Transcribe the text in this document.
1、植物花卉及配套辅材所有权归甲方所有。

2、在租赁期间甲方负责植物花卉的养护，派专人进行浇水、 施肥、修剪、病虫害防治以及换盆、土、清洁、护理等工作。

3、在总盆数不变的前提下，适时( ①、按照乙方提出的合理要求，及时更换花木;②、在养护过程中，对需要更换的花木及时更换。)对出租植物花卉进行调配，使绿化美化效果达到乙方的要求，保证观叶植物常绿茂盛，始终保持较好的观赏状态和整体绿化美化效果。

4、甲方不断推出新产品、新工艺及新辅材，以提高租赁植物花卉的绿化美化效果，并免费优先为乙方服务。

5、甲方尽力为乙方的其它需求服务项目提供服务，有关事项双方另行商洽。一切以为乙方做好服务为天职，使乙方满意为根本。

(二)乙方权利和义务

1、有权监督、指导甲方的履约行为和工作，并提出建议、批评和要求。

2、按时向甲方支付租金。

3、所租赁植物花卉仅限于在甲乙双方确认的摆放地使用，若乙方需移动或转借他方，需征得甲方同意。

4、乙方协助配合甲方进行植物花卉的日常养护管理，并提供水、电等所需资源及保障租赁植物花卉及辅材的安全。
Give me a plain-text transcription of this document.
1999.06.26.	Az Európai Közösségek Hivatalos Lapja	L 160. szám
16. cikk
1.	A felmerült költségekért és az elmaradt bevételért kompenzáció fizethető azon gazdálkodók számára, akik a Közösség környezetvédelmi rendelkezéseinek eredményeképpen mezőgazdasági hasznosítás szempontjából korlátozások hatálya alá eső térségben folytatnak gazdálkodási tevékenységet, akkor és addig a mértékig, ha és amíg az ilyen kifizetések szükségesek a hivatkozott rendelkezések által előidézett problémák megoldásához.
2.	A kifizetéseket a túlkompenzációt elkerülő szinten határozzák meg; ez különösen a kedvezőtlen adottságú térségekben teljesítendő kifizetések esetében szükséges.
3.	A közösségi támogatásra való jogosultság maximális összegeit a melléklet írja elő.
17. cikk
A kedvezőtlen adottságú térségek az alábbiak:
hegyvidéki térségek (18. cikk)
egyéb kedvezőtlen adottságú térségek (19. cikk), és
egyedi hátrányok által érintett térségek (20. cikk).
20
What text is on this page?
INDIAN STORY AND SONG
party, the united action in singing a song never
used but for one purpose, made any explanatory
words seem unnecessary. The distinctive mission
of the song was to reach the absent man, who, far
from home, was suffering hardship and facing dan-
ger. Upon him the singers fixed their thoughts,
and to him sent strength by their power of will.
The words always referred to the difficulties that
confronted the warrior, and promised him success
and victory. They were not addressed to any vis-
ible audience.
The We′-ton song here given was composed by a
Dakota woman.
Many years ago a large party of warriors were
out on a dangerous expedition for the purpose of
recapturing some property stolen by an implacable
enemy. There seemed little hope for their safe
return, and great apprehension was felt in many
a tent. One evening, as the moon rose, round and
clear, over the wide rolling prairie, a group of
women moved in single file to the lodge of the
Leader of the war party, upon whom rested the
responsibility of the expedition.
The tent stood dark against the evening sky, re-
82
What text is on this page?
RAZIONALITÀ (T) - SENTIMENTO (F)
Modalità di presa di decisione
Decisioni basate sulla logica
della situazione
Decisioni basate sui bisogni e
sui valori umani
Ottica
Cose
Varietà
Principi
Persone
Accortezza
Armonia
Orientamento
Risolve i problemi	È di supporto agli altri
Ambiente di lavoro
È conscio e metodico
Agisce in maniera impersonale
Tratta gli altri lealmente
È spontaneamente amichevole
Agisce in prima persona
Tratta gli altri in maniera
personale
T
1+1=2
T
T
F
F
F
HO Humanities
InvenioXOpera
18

= = = = =

* Set exercise:
From the listing above, pick out every line containing "this".

* Expected output:
Transcribe the text in this document.
Give me a plain-text transcription of this document.
What text is on this page?
What text is on this page?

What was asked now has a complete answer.